EXERCISE ▸
Return all the data, word for word.

── EXERCISE INPUT

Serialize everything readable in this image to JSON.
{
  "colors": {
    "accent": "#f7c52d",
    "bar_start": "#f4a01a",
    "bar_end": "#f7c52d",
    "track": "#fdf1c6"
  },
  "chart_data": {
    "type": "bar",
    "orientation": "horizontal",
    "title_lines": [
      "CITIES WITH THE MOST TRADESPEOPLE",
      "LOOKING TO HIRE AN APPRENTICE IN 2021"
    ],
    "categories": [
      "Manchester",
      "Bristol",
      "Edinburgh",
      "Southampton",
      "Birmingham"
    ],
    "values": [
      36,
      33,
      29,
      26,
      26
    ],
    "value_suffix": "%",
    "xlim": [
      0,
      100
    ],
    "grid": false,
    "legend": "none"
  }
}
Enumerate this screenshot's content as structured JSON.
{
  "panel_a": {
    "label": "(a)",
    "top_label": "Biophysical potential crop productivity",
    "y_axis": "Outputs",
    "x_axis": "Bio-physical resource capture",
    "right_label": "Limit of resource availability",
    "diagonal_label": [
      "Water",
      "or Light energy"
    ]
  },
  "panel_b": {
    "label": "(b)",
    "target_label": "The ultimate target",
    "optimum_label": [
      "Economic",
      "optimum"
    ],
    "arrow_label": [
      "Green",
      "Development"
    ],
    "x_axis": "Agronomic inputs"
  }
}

────

IN RESPONSE ▸
Serialize everything readable in this image to JSON.
{
  "colors": {
    "accent": "#f7c52d",
    "bar_start": "#f4a01a",
    "bar_end": "#f7c52d",
    "track": "#fdf1c6"
  },
  "chart_data": {
    "type": "bar",
    "orientation": "horizontal",
    "title_lines": [
      "CITIES WITH THE MOST TRADESPEOPLE",
      "LOOKING TO HIRE AN APPRENTICE IN 2021"
    ],
    "categories": [
      "Manchester",
      "Bristol",
      "Edinburgh",
      "Southampton",
      "Birmingham"
    ],
    "values": [
      36,
      33,
      29,
      26,
      26
    ],
    "value_suffix": "%",
    "xlim": [
      0,
      100
    ],
    "grid": false,
    "legend": "none"
  }
}
Enumerate this screenshot's content as structured JSON.
{
  "panel_a": {
    "label": "(a)",
    "top_label": "Biophysical potential crop productivity",
    "y_axis": "Outputs",
    "x_axis": "Bio-physical resource capture",
    "right_label": "Limit of resource availability",
    "diagonal_label": [
      "Water",
      "or Light energy"
    ]
  },
  "panel_b": {
    "label": "(b)",
    "target_label": "The ultimate target",
    "optimum_label": [
      "Economic",
      "optimum"
    ],
    "arrow_label": [
      "Green",
      "Development"
    ],
    "x_axis": "Agronomic inputs"
  }
}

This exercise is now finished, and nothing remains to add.